-- Start Data --

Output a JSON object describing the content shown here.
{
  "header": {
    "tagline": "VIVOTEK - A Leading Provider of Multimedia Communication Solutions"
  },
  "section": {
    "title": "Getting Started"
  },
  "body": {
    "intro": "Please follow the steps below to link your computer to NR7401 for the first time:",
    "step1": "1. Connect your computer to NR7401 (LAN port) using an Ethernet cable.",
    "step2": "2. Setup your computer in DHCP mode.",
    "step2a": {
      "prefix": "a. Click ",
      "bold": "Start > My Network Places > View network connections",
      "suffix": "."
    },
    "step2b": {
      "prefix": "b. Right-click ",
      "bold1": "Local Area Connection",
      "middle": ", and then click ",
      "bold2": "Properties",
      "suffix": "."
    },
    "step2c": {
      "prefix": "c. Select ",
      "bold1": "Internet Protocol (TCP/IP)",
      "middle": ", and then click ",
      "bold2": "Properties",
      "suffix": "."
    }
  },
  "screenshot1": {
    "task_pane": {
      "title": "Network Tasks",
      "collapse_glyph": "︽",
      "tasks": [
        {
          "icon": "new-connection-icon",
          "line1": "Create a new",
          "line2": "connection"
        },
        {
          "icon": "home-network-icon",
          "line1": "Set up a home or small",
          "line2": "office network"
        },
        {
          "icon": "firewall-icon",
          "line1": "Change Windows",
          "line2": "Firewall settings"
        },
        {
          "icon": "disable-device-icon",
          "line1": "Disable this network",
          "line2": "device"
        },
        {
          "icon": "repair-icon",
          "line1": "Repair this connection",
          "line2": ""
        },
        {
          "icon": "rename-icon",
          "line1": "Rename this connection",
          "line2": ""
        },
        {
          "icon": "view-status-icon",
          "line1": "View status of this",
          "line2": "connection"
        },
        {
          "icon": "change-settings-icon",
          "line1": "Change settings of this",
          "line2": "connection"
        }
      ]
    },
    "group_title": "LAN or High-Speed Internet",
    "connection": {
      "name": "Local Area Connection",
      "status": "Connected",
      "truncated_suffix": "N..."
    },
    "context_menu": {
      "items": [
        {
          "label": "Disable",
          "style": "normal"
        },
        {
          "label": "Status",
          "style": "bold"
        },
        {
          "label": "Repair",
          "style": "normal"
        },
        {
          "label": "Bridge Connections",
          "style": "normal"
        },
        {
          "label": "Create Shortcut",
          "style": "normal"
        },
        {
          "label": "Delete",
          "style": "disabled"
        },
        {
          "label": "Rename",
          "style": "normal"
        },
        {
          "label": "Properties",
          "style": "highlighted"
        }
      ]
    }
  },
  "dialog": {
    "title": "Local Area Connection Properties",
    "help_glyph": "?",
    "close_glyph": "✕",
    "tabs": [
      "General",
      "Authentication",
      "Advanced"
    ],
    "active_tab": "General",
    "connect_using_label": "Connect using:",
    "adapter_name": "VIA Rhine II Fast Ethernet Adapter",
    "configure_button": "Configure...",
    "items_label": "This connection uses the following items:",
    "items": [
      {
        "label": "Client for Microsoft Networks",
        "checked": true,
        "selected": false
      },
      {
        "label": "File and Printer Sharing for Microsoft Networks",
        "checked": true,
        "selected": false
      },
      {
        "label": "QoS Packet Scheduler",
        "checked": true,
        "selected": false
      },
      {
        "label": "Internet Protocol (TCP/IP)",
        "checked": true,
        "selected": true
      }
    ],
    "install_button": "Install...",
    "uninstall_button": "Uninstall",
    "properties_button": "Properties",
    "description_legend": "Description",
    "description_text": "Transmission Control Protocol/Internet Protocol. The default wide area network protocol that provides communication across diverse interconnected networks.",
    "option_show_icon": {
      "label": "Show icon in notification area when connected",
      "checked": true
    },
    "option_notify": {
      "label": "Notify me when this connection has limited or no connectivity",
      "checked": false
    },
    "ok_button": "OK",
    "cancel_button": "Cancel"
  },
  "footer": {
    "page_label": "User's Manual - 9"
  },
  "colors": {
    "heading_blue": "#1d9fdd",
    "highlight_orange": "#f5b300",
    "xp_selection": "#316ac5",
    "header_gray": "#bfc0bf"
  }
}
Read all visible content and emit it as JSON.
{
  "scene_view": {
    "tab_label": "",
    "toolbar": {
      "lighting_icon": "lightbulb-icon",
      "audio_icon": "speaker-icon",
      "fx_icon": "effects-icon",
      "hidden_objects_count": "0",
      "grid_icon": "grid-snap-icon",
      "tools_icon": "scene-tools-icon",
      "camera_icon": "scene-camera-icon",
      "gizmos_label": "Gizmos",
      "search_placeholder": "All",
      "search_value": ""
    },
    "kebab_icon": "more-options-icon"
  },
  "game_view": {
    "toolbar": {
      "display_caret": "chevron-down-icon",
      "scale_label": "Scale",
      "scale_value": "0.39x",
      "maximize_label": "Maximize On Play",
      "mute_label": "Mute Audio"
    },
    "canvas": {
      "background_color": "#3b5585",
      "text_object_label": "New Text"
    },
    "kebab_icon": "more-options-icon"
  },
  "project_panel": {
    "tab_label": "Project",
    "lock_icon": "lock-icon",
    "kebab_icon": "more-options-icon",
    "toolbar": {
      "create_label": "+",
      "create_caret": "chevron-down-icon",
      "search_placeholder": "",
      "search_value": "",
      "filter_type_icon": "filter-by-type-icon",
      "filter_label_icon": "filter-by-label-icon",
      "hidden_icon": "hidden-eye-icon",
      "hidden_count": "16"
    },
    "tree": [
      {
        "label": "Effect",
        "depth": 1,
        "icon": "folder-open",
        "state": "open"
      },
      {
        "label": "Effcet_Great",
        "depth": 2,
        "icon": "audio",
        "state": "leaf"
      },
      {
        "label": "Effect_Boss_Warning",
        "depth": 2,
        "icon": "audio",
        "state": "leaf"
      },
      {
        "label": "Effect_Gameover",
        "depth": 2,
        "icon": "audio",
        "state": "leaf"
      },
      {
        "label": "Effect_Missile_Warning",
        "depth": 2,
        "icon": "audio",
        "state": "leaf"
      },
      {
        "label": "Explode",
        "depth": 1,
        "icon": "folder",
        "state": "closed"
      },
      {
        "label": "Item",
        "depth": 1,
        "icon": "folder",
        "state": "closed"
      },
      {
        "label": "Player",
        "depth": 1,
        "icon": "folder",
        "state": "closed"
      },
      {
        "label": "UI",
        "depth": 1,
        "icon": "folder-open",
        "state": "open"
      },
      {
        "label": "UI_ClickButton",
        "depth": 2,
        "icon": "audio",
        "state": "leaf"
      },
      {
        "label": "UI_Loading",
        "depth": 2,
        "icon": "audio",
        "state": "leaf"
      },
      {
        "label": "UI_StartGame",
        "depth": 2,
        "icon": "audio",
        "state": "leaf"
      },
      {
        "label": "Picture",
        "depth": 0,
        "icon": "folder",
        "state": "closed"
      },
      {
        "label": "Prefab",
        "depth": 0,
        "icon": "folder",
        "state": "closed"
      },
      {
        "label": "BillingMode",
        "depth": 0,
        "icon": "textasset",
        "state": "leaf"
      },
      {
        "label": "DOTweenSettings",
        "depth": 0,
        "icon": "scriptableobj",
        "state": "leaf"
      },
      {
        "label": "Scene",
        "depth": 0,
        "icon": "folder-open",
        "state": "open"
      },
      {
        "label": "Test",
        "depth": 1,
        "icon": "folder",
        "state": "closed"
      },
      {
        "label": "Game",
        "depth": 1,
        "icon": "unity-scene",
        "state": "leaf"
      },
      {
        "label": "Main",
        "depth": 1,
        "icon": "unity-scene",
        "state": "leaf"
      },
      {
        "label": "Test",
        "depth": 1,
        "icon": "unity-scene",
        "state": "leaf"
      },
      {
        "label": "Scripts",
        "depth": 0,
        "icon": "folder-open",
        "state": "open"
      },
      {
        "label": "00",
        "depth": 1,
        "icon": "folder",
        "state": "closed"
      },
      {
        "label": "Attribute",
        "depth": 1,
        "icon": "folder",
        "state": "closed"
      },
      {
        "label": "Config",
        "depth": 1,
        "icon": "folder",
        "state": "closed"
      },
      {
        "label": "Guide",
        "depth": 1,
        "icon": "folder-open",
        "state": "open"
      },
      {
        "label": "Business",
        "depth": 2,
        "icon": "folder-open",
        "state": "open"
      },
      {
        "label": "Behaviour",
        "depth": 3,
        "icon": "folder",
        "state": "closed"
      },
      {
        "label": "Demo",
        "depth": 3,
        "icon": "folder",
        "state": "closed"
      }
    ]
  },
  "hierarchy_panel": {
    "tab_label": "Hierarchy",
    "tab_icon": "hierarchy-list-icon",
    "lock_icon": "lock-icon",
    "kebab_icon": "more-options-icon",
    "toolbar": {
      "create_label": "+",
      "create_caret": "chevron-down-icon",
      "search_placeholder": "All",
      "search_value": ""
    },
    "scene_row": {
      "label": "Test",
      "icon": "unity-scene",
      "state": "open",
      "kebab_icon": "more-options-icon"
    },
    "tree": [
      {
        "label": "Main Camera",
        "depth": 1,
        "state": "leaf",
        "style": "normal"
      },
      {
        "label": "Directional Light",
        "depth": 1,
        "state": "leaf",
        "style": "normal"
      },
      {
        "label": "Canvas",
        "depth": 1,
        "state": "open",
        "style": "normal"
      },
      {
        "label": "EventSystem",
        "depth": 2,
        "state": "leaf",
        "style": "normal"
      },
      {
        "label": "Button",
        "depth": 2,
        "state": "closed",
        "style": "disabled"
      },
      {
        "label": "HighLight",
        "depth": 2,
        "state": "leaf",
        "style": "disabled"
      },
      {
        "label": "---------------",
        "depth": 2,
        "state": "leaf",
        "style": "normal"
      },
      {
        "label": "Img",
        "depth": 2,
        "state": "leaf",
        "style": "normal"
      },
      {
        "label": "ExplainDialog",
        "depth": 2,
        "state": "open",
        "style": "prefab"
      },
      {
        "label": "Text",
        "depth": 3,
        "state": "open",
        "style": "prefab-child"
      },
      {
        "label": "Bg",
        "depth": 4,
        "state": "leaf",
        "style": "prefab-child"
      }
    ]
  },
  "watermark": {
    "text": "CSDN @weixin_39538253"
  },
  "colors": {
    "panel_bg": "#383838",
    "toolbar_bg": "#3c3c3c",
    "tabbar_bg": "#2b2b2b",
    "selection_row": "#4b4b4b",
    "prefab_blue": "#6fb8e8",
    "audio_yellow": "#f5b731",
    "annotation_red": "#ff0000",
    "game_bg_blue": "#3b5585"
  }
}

-- End Data --

| Work to be completed |
Each line that holds the word "Internet" is to be copied.

| Exercise response |
      "bold1": "Internet Protocol (TCP/IP)",
    "group_title": "LAN or High-Speed Internet",
        "label": "Internet Protocol (TCP/IP)",
    "description_text": "Transmission Control Protocol/Internet Protocol. The default wide area network protocol that provides communication across diverse interconnected networks.",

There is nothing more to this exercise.